(Stored data entries)
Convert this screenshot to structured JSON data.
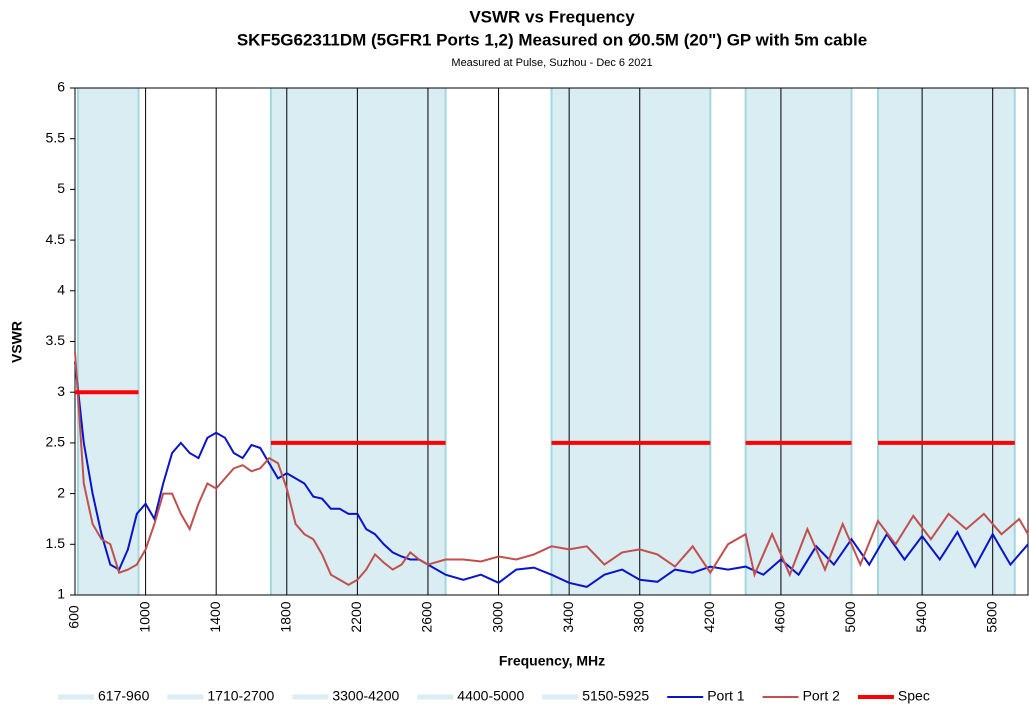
{
  "chart_data": {
    "type": "line",
    "title": "VSWR vs Frequency",
    "subtitle": "SKF5G62311DM (5GFR1 Ports 1,2) Measured on Ø0.5M (20\") GP with 5m cable",
    "note": "Measured at Pulse, Suzhou  - Dec 6 2021",
    "xlabel": "Frequency, MHz",
    "ylabel": "VSWR",
    "xlim": [
      600,
      6000
    ],
    "ylim": [
      1,
      6
    ],
    "xticks": [
      600,
      1000,
      1400,
      1800,
      2200,
      2600,
      3000,
      3400,
      3800,
      4200,
      4600,
      5000,
      5400,
      5800
    ],
    "yticks": [
      1,
      1.5,
      2,
      2.5,
      3,
      3.5,
      4,
      4.5,
      5,
      5.5,
      6
    ],
    "band_color": "#daedf3",
    "band_edge": "#a3d8e0",
    "bands": [
      {
        "name": "617-960",
        "from": 617,
        "to": 960
      },
      {
        "name": "1710-2700",
        "from": 1710,
        "to": 2700
      },
      {
        "name": "3300-4200",
        "from": 3300,
        "to": 4200
      },
      {
        "name": "4400-5000",
        "from": 4400,
        "to": 5000
      },
      {
        "name": "5150-5925",
        "from": 5150,
        "to": 5925
      }
    ],
    "series": [
      {
        "name": "Port 1",
        "color": "#0a14c8",
        "width": 2,
        "x": [
          600,
          650,
          700,
          750,
          800,
          850,
          900,
          950,
          1000,
          1050,
          1100,
          1150,
          1200,
          1250,
          1300,
          1350,
          1400,
          1450,
          1500,
          1550,
          1600,
          1650,
          1700,
          1750,
          1800,
          1850,
          1900,
          1950,
          2000,
          2050,
          2100,
          2150,
          2200,
          2250,
          2300,
          2350,
          2400,
          2450,
          2500,
          2550,
          2600,
          2700,
          2800,
          2900,
          3000,
          3100,
          3200,
          3300,
          3400,
          3500,
          3600,
          3700,
          3800,
          3900,
          4000,
          4100,
          4200,
          4300,
          4400,
          4500,
          4600,
          4700,
          4800,
          4900,
          5000,
          5100,
          5200,
          5300,
          5400,
          5500,
          5600,
          5700,
          5800,
          5900,
          6000
        ],
        "values": [
          3.3,
          2.5,
          2.0,
          1.6,
          1.3,
          1.25,
          1.45,
          1.8,
          1.9,
          1.75,
          2.1,
          2.4,
          2.5,
          2.4,
          2.35,
          2.55,
          2.6,
          2.55,
          2.4,
          2.35,
          2.48,
          2.45,
          2.3,
          2.15,
          2.2,
          2.15,
          2.1,
          1.97,
          1.95,
          1.85,
          1.85,
          1.8,
          1.8,
          1.65,
          1.6,
          1.5,
          1.42,
          1.38,
          1.35,
          1.35,
          1.3,
          1.2,
          1.15,
          1.2,
          1.12,
          1.25,
          1.27,
          1.2,
          1.12,
          1.08,
          1.2,
          1.25,
          1.15,
          1.13,
          1.25,
          1.22,
          1.28,
          1.25,
          1.28,
          1.2,
          1.35,
          1.2,
          1.48,
          1.3,
          1.55,
          1.3,
          1.6,
          1.35,
          1.58,
          1.35,
          1.62,
          1.28,
          1.6,
          1.3,
          1.5
        ]
      },
      {
        "name": "Port 2",
        "color": "#c0504d",
        "width": 2,
        "x": [
          600,
          650,
          700,
          750,
          800,
          850,
          900,
          950,
          1000,
          1050,
          1100,
          1150,
          1200,
          1250,
          1300,
          1350,
          1400,
          1450,
          1500,
          1550,
          1600,
          1650,
          1700,
          1750,
          1800,
          1850,
          1900,
          1950,
          2000,
          2050,
          2100,
          2150,
          2200,
          2250,
          2300,
          2350,
          2400,
          2450,
          2500,
          2550,
          2600,
          2700,
          2800,
          2900,
          3000,
          3100,
          3200,
          3300,
          3400,
          3500,
          3600,
          3700,
          3800,
          3900,
          4000,
          4100,
          4200,
          4300,
          4400,
          4450,
          4550,
          4650,
          4750,
          4850,
          4950,
          5050,
          5150,
          5250,
          5350,
          5450,
          5550,
          5650,
          5750,
          5850,
          5950,
          6000
        ],
        "values": [
          3.4,
          2.1,
          1.7,
          1.55,
          1.5,
          1.22,
          1.25,
          1.3,
          1.45,
          1.7,
          2.0,
          2.0,
          1.8,
          1.65,
          1.9,
          2.1,
          2.05,
          2.15,
          2.25,
          2.28,
          2.22,
          2.25,
          2.35,
          2.3,
          2.05,
          1.7,
          1.6,
          1.55,
          1.4,
          1.2,
          1.15,
          1.1,
          1.15,
          1.25,
          1.4,
          1.32,
          1.25,
          1.3,
          1.42,
          1.35,
          1.3,
          1.35,
          1.35,
          1.33,
          1.38,
          1.35,
          1.4,
          1.48,
          1.45,
          1.48,
          1.3,
          1.42,
          1.45,
          1.4,
          1.28,
          1.48,
          1.22,
          1.5,
          1.6,
          1.2,
          1.6,
          1.2,
          1.65,
          1.25,
          1.7,
          1.3,
          1.73,
          1.5,
          1.78,
          1.55,
          1.8,
          1.65,
          1.8,
          1.6,
          1.75,
          1.6
        ]
      },
      {
        "name": "Spec",
        "color": "#ff0000",
        "width": 4,
        "x": [
          600,
          960,
          null,
          1710,
          2700,
          null,
          3300,
          4200,
          null,
          4400,
          5000,
          null,
          5150,
          5925
        ],
        "values": [
          3,
          3,
          null,
          2.5,
          2.5,
          null,
          2.5,
          2.5,
          null,
          2.5,
          2.5,
          null,
          2.5,
          2.5
        ]
      }
    ]
  }
}
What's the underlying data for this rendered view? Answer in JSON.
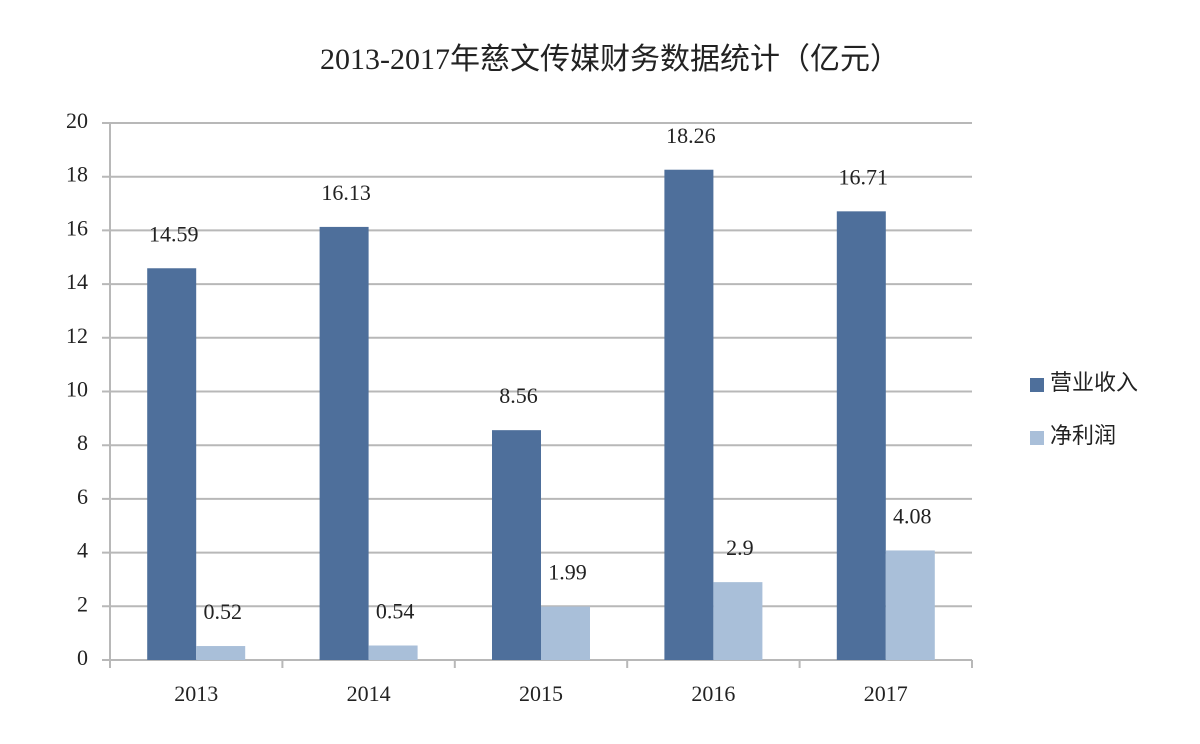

## [Your goal]
Give the count of lines in the data above that hold the string "from", with no additional words.

## [Complete output]
5